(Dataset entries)
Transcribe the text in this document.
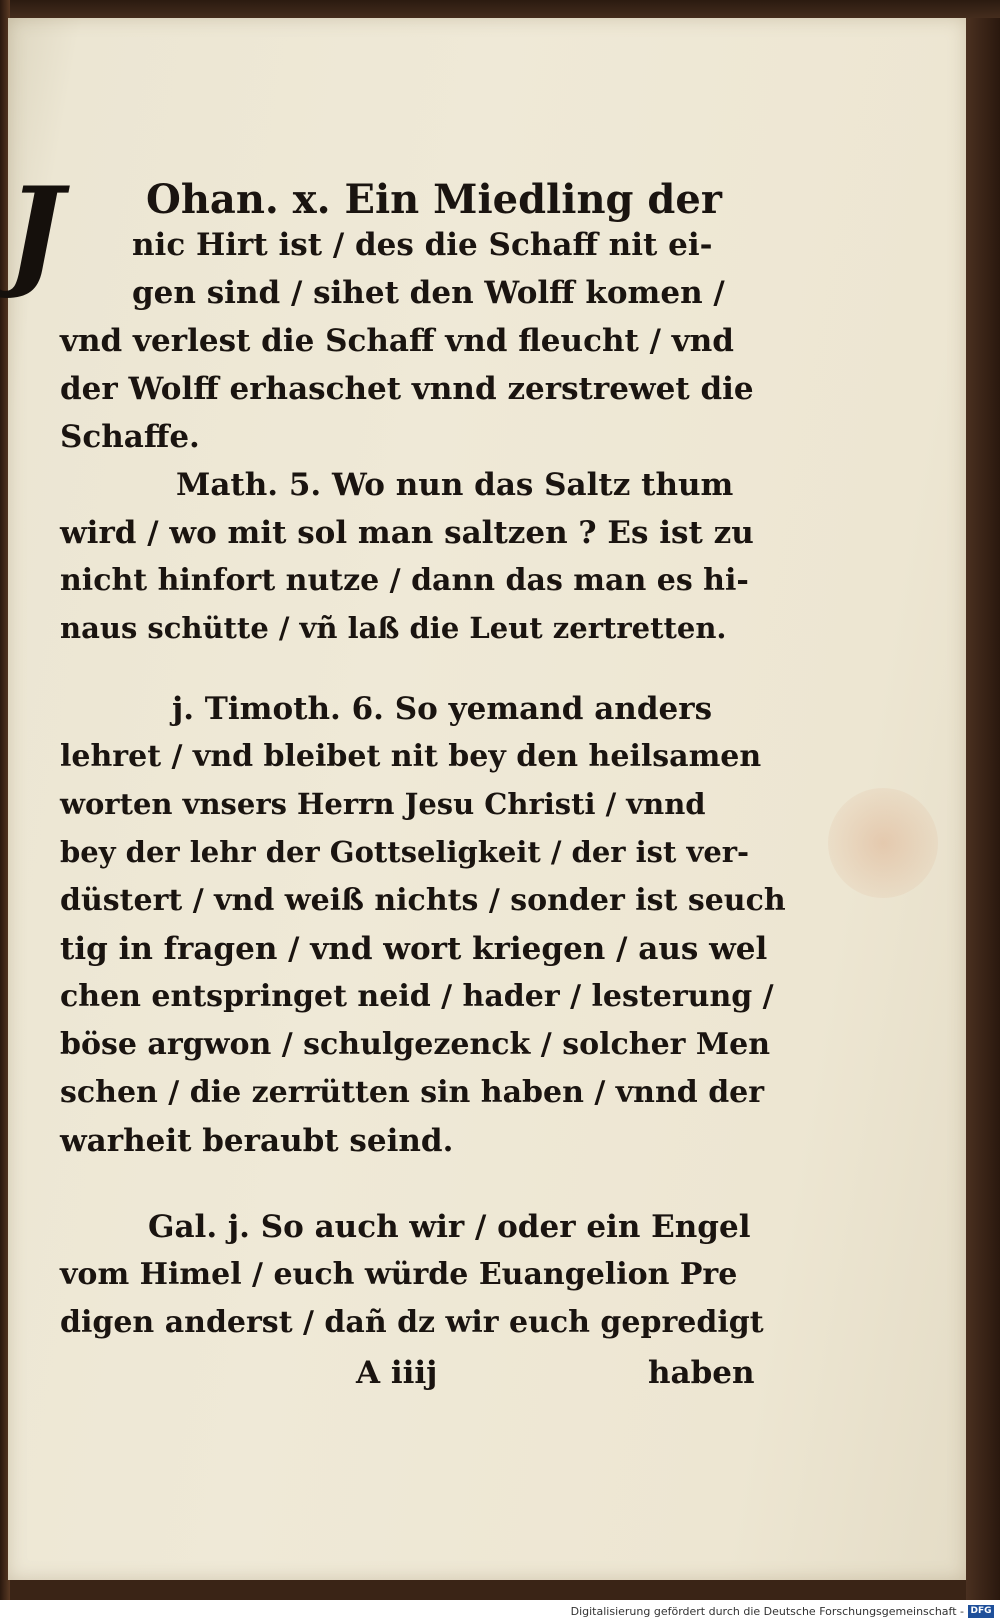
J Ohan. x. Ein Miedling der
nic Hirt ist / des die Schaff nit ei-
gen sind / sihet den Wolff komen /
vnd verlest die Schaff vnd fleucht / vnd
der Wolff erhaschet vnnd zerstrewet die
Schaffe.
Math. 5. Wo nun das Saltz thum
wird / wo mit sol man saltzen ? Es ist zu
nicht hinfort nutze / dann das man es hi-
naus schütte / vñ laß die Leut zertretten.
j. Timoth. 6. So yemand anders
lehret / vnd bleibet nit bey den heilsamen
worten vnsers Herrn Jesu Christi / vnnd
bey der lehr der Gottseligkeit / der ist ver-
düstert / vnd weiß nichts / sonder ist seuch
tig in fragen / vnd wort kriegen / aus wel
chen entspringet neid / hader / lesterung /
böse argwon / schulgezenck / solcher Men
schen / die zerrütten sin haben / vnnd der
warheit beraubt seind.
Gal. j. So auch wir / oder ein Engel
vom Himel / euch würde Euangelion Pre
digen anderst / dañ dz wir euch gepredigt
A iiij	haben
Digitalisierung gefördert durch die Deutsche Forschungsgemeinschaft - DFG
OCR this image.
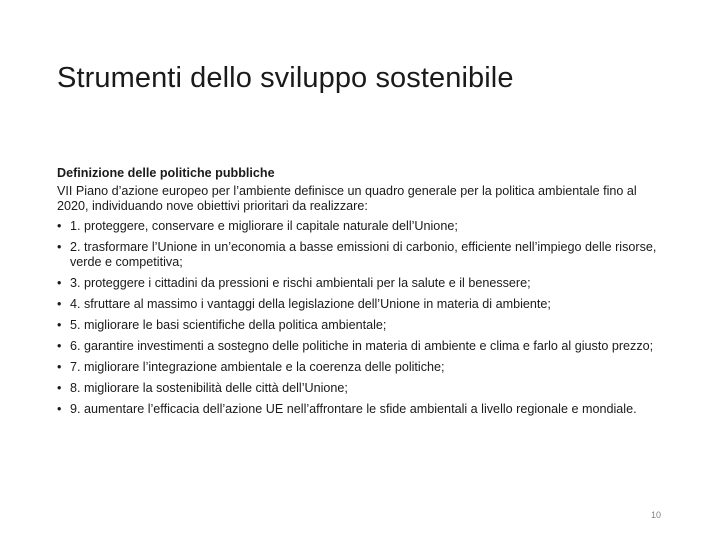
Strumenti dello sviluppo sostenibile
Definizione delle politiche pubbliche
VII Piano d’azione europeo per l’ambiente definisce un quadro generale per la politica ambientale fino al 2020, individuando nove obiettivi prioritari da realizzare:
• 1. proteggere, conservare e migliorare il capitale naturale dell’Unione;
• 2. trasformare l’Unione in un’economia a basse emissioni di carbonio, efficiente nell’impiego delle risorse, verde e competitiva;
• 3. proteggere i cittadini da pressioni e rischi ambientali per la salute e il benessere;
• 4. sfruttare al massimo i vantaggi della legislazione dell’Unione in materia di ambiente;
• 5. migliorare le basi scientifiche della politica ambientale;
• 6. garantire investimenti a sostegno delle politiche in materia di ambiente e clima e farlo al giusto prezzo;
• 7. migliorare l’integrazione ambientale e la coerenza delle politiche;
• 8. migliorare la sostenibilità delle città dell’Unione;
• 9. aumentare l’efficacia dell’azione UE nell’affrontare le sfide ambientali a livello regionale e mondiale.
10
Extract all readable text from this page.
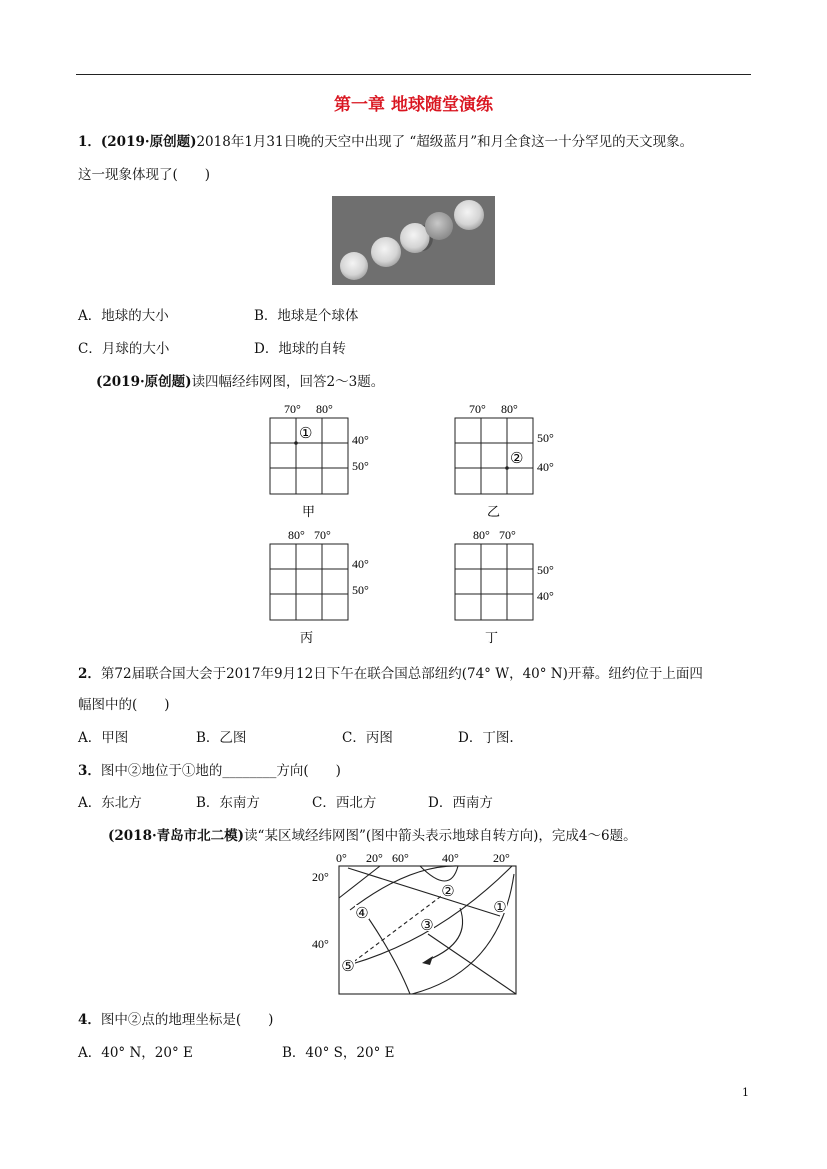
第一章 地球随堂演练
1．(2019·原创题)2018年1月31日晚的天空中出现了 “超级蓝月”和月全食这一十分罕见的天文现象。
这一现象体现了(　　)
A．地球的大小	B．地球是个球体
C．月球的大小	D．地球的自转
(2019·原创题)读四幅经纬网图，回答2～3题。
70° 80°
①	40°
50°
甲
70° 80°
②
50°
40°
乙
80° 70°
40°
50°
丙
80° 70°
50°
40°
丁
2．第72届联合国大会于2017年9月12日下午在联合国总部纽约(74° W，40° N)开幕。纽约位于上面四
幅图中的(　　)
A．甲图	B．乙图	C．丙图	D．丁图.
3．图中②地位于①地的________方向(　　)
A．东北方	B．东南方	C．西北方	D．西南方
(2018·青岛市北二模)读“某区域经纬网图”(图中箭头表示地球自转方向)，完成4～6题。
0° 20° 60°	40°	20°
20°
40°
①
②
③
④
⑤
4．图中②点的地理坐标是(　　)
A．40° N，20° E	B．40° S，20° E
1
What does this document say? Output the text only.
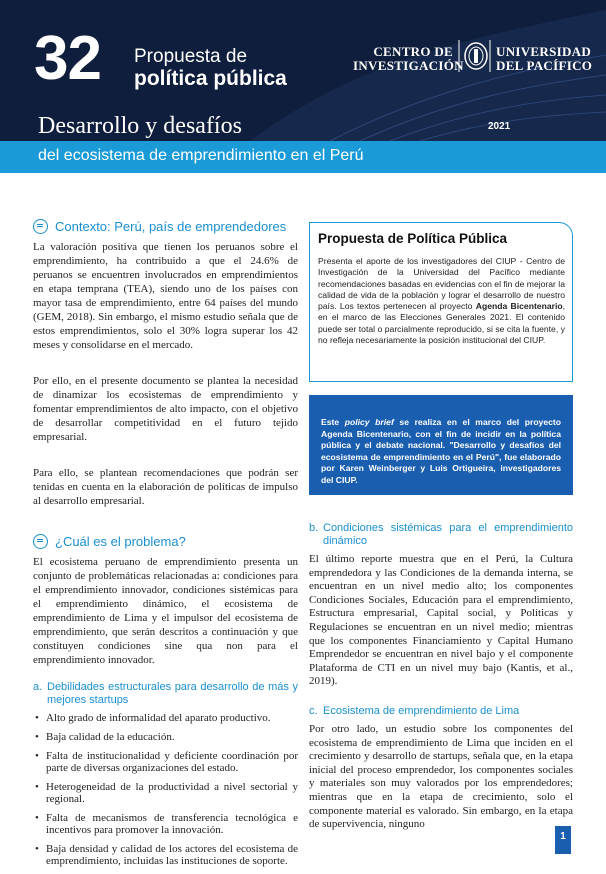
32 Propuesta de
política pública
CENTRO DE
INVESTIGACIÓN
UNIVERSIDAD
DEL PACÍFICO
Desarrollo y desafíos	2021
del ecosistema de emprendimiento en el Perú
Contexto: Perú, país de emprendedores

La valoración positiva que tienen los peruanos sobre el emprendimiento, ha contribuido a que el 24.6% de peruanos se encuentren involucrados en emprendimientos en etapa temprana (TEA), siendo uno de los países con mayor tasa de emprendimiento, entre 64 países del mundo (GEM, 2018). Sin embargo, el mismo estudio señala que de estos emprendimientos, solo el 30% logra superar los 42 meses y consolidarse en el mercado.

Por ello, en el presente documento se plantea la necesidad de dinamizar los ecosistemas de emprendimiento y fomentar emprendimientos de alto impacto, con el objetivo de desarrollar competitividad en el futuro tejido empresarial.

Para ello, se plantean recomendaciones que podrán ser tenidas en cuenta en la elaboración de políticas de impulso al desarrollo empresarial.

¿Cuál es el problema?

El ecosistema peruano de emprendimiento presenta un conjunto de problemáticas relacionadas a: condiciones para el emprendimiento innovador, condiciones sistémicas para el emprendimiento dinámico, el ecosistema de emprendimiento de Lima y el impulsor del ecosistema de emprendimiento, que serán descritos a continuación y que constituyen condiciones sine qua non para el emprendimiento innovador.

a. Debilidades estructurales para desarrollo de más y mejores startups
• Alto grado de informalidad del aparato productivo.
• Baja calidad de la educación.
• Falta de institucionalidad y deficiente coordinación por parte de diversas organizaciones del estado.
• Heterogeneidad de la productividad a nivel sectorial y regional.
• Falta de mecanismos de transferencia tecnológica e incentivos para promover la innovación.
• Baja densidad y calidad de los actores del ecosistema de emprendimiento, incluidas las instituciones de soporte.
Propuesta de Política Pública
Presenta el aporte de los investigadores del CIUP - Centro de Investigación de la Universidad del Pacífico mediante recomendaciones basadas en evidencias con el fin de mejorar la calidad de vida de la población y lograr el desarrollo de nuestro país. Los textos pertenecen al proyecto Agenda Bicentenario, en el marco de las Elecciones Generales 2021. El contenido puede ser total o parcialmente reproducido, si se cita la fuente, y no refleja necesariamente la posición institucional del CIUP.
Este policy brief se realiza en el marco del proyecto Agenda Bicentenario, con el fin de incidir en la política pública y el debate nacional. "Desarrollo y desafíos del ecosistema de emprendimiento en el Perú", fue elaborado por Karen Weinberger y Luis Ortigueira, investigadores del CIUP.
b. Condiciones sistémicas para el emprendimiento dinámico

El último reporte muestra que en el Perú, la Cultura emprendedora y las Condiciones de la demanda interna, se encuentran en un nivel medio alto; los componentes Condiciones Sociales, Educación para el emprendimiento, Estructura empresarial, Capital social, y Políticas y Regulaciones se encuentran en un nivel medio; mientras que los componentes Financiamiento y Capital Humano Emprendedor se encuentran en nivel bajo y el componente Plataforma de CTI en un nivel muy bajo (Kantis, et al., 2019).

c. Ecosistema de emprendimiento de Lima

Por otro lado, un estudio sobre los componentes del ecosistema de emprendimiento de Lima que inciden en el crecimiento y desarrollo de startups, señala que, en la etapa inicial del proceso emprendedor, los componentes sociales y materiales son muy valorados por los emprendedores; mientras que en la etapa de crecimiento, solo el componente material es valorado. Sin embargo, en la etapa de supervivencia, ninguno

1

#### Prompt
Output the full set of records above without changing a word, and drop the images.

#### The result
Transcribe the text in this document.
J Ohan. x. Ein Miedling der
nic Hirt ist / des die Schaff nit ei-
gen sind / sihet den Wolff komen /
vnd verlest die Schaff vnd fleucht / vnd
der Wolff erhaschet vnnd zerstrewet die
Schaffe.
Math. 5. Wo nun das Saltz thum
wird / wo mit sol man saltzen ? Es ist zu
nicht hinfort nutze / dann das man es hi-
naus schütte / vñ laß die Leut zertretten.
j. Timoth. 6. So yemand anders
lehret / vnd bleibet nit bey den heilsamen
worten vnsers Herrn Jesu Christi / vnnd
bey der lehr der Gottseligkeit / der ist ver-
düstert / vnd weiß nichts / sonder ist seuch
tig in fragen / vnd wort kriegen / aus wel
chen entspringet neid / hader / lesterung /
böse argwon / schulgezenck / solcher Men
schen / die zerrütten sin haben / vnnd der
warheit beraubt seind.
Gal. j. So auch wir / oder ein Engel
vom Himel / euch würde Euangelion Pre
digen anderst / dañ dz wir euch gepredigt
A iiij	haben
Digitalisierung gefördert durch die Deutsche Forschungsgemeinschaft - DFG
OCR this image.
Strumenti dello sviluppo sostenibile
Definizione delle politiche pubbliche
VII Piano d’azione europeo per l’ambiente definisce un quadro generale per la politica ambientale fino al 2020, individuando nove obiettivi prioritari da realizzare:
• 1. proteggere, conservare e migliorare il capitale naturale dell’Unione;
• 2. trasformare l’Unione in un’economia a basse emissioni di carbonio, efficiente nell’impiego delle risorse, verde e competitiva;
• 3. proteggere i cittadini da pressioni e rischi ambientali per la salute e il benessere;
• 4. sfruttare al massimo i vantaggi della legislazione dell’Unione in materia di ambiente;
• 5. migliorare le basi scientifiche della politica ambientale;
• 6. garantire investimenti a sostegno delle politiche in materia di ambiente e clima e farlo al giusto prezzo;
• 7. migliorare l’integrazione ambientale e la coerenza delle politiche;
• 8. migliorare la sostenibilità delle città dell’Unione;
• 9. aumentare l’efficacia dell’azione UE nell’affrontare le sfide ambientali a livello regionale e mondiale.
10
Extract all readable text from this page.
第一章 地球随堂演练
1．(2019·原创题)2018年1月31日晚的天空中出现了 “超级蓝月”和月全食这一十分罕见的天文现象。
这一现象体现了(　　)
A．地球的大小	B．地球是个球体
C．月球的大小	D．地球的自转
(2019·原创题)读四幅经纬网图，回答2～3题。
70° 80°
①	40°
50°
甲
70° 80°
②
50°
40°
乙
80° 70°
40°
50°
丙
80° 70°
50°
40°
丁
2．第72届联合国大会于2017年9月12日下午在联合国总部纽约(74° W，40° N)开幕。纽约位于上面四
幅图中的(　　)
A．甲图	B．乙图	C．丙图	D．丁图.
3．图中②地位于①地的________方向(　　)
A．东北方	B．东南方	C．西北方	D．西南方
(2018·青岛市北二模)读“某区域经纬网图”(图中箭头表示地球自转方向)，完成4～6题。
0° 20° 60°	40°	20°
20°
40°
①
②
③
④
⑤
4．图中②点的地理坐标是(　　)
A．40° N，20° E	B．40° S，20° E
1
What does this document say? Output the text only.
32 Propuesta de
política pública
CENTRO DE
INVESTIGACIÓN
UNIVERSIDAD
DEL PACÍFICO
Desarrollo y desafíos	2021
del ecosistema de emprendimiento en el Perú
Contexto: Perú, país de emprendedores

La valoración positiva que tienen los peruanos sobre el emprendimiento, ha contribuido a que el 24.6% de peruanos se encuentren involucrados en emprendimientos en etapa temprana (TEA), siendo uno de los países con mayor tasa de emprendimiento, entre 64 países del mundo (GEM, 2018). Sin embargo, el mismo estudio señala que de estos emprendimientos, solo el 30% logra superar los 42 meses y consolidarse en el mercado.

Por ello, en el presente documento se plantea la necesidad de dinamizar los ecosistemas de emprendimiento y fomentar emprendimientos de alto impacto, con el objetivo de desarrollar competitividad en el futuro tejido empresarial.

Para ello, se plantean recomendaciones que podrán ser tenidas en cuenta en la elaboración de políticas de impulso al desarrollo empresarial.

¿Cuál es el problema?

El ecosistema peruano de emprendimiento presenta un conjunto de problemáticas relacionadas a: condiciones para el emprendimiento innovador, condiciones sistémicas para el emprendimiento dinámico, el ecosistema de emprendimiento de Lima y el impulsor del ecosistema de emprendimiento, que serán descritos a continuación y que constituyen condiciones sine qua non para el emprendimiento innovador.

a. Debilidades estructurales para desarrollo de más y mejores startups
• Alto grado de informalidad del aparato productivo.
• Baja calidad de la educación.
• Falta de institucionalidad y deficiente coordinación por parte de diversas organizaciones del estado.
• Heterogeneidad de la productividad a nivel sectorial y regional.
• Falta de mecanismos de transferencia tecnológica e incentivos para promover la innovación.
• Baja densidad y calidad de los actores del ecosistema de emprendimiento, incluidas las instituciones de soporte.
Propuesta de Política Pública
Presenta el aporte de los investigadores del CIUP - Centro de Investigación de la Universidad del Pacífico mediante recomendaciones basadas en evidencias con el fin de mejorar la calidad de vida de la población y lograr el desarrollo de nuestro país. Los textos pertenecen al proyecto Agenda Bicentenario, en el marco de las Elecciones Generales 2021. El contenido puede ser total o parcialmente reproducido, si se cita la fuente, y no refleja necesariamente la posición institucional del CIUP.
Este policy brief se realiza en el marco del proyecto Agenda Bicentenario, con el fin de incidir en la política pública y el debate nacional. "Desarrollo y desafíos del ecosistema de emprendimiento en el Perú", fue elaborado por Karen Weinberger y Luis Ortigueira, investigadores del CIUP.
b. Condiciones sistémicas para el emprendimiento dinámico

El último reporte muestra que en el Perú, la Cultura emprendedora y las Condiciones de la demanda interna, se encuentran en un nivel medio alto; los componentes Condiciones Sociales, Educación para el emprendimiento, Estructura empresarial, Capital social, y Políticas y Regulaciones se encuentran en un nivel medio; mientras que los componentes Financiamiento y Capital Humano Emprendedor se encuentran en nivel bajo y el componente Plataforma de CTI en un nivel muy bajo (Kantis, et al., 2019).

c. Ecosistema de emprendimiento de Lima

Por otro lado, un estudio sobre los componentes del ecosistema de emprendimiento de Lima que inciden en el crecimiento y desarrollo de startups, señala que, en la etapa inicial del proceso emprendedor, los componentes sociales y materiales son muy valorados por los emprendedores; mientras que en la etapa de crecimiento, solo el componente material es valorado. Sin embargo, en la etapa de supervivencia, ninguno

1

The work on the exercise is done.